▸ **Given instruction**:
Find the string "Забѣлѣжка" in the data, then copy every line where it is found.

▸ **Data in this exercise**:
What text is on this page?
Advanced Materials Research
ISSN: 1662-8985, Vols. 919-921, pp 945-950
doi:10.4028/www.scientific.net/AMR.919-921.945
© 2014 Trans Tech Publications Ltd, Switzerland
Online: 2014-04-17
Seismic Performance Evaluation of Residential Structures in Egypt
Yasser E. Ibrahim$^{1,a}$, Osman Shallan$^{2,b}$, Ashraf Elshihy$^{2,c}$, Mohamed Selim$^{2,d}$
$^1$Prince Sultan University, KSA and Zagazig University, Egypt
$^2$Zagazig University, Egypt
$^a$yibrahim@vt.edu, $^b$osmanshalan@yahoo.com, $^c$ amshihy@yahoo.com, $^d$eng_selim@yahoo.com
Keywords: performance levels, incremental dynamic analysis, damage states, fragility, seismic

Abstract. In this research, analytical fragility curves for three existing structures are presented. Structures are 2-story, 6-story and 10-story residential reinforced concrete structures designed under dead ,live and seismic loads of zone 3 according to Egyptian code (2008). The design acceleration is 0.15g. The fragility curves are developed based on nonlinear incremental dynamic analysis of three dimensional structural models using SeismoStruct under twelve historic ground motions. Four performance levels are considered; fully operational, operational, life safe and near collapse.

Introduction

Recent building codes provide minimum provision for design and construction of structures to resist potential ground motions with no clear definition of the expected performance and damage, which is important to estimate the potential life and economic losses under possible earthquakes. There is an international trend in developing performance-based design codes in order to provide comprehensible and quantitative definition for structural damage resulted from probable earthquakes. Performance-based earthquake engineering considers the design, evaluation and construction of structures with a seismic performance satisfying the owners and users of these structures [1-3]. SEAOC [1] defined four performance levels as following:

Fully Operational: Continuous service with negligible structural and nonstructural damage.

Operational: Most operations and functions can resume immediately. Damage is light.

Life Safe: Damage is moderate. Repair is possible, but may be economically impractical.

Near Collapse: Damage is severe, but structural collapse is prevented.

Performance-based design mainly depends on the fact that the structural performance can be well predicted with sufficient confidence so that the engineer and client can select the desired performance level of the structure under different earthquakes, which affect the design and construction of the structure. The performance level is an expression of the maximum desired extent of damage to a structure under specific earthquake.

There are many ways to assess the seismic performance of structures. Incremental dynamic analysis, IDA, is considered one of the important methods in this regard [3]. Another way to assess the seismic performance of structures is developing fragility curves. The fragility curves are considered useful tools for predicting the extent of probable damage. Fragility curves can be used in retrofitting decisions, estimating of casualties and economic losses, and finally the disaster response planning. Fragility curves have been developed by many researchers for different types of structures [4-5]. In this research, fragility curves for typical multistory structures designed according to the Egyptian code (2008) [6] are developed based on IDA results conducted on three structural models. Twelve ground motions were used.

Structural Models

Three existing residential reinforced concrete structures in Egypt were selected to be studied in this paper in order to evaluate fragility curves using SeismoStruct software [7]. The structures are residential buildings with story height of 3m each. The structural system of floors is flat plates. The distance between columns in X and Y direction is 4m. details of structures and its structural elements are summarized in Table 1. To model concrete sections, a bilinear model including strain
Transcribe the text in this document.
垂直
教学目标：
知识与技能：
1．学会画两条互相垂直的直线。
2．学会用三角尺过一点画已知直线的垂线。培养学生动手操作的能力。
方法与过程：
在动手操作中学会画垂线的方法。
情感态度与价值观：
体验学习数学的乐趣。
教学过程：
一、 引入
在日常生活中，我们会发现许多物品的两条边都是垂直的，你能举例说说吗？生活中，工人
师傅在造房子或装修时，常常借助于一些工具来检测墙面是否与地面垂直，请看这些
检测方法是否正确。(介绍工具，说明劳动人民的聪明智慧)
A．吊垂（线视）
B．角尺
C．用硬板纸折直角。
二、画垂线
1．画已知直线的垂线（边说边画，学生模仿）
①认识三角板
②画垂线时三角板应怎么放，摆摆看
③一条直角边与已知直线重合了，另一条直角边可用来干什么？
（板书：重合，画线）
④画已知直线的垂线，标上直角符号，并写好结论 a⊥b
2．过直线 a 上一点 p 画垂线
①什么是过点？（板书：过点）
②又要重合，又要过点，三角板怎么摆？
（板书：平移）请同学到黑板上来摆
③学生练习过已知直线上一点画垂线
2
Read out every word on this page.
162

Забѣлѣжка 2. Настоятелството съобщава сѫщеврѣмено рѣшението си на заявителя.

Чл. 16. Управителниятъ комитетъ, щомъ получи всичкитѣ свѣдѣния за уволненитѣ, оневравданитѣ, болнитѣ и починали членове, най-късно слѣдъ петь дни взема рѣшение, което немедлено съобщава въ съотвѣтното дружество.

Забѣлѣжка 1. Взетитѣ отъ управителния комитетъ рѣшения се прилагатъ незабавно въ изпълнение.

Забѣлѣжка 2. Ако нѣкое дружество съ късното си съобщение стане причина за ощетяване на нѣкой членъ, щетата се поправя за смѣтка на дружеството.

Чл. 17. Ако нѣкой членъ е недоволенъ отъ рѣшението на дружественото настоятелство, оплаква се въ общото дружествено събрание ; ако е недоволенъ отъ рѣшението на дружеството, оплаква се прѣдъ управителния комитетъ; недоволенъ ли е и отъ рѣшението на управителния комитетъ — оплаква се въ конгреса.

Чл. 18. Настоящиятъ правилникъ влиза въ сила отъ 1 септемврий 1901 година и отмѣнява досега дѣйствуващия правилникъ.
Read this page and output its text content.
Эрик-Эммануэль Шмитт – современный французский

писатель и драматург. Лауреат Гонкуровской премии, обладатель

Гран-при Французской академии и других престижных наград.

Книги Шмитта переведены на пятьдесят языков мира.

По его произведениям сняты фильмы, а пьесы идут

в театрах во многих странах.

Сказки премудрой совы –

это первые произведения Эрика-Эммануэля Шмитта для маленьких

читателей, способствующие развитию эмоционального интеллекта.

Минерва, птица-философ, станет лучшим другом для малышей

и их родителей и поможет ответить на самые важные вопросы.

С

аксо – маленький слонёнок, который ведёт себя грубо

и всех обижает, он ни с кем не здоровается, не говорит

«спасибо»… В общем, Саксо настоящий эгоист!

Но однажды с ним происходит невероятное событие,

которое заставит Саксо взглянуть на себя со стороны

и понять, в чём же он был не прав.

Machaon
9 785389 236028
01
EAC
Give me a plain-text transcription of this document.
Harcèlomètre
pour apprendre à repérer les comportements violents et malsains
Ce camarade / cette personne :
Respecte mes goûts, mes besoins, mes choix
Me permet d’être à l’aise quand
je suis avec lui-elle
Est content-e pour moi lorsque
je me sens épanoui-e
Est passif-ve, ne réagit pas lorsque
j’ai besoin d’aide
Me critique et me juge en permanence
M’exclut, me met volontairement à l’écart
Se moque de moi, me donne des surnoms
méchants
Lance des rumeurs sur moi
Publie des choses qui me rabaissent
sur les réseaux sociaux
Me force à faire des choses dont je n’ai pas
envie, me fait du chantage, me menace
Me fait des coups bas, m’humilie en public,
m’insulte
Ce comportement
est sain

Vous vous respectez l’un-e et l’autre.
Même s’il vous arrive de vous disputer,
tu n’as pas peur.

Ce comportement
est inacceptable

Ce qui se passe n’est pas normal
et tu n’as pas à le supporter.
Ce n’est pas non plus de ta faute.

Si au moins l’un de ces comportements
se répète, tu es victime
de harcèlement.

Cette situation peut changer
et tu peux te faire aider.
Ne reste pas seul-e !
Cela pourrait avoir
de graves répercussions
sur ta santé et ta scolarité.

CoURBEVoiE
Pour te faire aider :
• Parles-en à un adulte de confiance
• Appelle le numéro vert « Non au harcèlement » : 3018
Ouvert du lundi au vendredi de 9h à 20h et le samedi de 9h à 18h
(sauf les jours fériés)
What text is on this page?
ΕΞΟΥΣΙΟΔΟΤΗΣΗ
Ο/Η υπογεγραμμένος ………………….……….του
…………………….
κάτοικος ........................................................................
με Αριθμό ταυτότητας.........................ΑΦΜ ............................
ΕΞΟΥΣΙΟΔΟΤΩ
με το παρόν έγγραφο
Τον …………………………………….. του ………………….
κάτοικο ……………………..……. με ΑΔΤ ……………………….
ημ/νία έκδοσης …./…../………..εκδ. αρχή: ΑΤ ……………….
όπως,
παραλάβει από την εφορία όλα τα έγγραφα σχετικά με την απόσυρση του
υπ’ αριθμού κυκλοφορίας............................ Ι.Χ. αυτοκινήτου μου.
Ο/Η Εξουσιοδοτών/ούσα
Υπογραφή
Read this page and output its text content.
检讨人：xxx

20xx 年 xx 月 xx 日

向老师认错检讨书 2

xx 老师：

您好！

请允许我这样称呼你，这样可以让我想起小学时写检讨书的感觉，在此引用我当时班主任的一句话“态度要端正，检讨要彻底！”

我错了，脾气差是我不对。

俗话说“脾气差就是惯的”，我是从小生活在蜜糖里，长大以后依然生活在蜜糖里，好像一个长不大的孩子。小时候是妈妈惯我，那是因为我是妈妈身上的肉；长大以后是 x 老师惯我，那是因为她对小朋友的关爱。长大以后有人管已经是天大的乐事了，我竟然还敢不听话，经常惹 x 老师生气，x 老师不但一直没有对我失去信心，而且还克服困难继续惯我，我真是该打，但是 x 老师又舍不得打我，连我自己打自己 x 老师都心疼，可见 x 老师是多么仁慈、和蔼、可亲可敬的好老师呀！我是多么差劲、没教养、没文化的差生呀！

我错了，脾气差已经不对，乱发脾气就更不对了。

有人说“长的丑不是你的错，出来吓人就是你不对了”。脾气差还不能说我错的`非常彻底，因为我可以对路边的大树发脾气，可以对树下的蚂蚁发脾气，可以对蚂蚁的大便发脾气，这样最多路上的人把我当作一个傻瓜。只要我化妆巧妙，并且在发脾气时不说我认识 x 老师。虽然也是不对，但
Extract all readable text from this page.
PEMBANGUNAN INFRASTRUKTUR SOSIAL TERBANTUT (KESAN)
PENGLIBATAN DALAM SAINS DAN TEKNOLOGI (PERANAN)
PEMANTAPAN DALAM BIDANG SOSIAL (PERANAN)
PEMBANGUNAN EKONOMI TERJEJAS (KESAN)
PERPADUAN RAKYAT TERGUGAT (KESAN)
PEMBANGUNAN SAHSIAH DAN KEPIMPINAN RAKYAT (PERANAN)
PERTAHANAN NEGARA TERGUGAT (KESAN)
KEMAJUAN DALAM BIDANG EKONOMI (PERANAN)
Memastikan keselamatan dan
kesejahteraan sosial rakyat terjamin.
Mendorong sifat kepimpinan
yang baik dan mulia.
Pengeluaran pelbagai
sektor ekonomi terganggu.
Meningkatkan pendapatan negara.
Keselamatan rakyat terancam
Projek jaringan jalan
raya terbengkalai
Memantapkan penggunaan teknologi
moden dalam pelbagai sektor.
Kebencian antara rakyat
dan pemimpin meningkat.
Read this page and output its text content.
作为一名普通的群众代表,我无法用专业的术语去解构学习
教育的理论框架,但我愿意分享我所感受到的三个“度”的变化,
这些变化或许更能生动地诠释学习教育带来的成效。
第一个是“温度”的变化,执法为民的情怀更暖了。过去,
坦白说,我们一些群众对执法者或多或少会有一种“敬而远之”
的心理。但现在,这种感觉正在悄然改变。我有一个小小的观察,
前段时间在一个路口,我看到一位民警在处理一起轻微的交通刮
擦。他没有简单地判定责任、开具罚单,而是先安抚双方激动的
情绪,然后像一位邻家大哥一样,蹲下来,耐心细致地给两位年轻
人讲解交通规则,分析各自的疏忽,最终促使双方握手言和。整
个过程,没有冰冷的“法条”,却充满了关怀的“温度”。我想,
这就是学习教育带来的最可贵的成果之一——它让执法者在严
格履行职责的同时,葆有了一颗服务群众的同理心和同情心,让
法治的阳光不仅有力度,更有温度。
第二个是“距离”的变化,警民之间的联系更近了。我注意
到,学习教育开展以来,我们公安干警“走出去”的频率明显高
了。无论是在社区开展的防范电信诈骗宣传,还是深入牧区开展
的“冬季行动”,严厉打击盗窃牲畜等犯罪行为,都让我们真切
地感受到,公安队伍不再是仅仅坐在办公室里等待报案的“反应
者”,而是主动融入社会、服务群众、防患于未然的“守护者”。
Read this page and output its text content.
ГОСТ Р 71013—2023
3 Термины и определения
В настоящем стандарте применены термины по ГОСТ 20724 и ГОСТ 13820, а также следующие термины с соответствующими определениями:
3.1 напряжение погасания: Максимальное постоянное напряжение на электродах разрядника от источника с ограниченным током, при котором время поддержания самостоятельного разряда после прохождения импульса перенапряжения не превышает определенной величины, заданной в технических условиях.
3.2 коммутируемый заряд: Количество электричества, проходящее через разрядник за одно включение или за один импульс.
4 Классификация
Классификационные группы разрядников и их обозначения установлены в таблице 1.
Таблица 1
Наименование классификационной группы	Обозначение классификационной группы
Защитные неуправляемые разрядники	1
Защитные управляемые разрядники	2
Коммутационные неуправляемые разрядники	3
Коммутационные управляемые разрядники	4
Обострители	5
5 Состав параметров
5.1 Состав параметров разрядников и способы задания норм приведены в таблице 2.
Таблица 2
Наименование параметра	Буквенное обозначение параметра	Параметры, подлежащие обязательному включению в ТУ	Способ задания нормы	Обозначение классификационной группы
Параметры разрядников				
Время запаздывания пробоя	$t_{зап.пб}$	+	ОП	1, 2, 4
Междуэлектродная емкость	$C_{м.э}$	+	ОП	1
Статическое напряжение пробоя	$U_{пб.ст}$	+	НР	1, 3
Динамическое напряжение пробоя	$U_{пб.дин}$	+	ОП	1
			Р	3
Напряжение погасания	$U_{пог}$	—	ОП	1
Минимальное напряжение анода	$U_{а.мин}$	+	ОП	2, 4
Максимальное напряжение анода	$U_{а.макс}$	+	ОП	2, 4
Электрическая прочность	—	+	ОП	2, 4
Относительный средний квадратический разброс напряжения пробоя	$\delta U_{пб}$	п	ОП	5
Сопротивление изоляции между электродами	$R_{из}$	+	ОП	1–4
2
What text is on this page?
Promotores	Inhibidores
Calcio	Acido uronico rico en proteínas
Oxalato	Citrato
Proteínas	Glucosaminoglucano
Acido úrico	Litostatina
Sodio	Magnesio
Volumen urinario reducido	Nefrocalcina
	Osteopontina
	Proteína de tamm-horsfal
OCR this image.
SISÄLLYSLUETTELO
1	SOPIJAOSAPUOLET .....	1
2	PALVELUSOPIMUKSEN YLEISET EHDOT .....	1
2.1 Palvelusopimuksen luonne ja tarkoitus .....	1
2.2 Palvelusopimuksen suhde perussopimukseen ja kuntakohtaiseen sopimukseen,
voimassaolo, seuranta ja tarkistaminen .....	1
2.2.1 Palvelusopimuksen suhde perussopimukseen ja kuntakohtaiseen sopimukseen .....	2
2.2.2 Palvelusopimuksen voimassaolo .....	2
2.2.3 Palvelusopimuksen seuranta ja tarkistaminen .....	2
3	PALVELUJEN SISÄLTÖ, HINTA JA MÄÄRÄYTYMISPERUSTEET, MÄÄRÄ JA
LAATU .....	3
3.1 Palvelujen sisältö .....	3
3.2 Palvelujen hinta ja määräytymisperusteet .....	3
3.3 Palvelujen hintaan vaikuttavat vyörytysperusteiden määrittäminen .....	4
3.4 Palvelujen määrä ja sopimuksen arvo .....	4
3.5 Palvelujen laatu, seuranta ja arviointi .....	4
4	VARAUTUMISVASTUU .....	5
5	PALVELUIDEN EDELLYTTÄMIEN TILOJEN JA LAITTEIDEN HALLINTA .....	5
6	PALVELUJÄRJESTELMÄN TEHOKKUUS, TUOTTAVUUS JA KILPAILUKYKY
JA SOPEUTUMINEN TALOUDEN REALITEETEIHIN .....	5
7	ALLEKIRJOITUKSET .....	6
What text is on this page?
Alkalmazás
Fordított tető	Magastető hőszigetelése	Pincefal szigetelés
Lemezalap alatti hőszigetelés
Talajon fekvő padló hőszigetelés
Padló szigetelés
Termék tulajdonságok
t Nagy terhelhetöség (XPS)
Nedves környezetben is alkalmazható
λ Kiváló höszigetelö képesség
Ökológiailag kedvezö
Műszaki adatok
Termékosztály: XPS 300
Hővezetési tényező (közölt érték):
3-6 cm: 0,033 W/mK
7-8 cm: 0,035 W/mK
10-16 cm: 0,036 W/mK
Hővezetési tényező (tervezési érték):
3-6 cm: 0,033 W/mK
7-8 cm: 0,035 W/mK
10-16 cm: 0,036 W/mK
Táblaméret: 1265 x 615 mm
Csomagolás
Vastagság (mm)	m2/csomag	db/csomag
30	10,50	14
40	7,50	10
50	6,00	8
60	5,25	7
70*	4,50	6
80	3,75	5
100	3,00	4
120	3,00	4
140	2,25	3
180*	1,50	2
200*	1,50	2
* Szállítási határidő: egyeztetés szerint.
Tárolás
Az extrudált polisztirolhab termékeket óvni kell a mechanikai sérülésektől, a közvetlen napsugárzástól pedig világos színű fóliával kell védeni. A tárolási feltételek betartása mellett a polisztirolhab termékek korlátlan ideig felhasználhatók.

▸ **Complete answer**:
Забѣлѣжка 2. Настоятелството съобщава сѫщеврѣмено рѣшението си на заявителя.
Забѣлѣжка 1. Взетитѣ отъ управителния комитетъ рѣшения се прилагатъ незабавно въ изпълнение.
Забѣлѣжка 2. Ако нѣкое дружество съ късното си съобщение стане причина за ощетяване на нѣкой членъ, щетата се поправя за смѣтка на дружеството.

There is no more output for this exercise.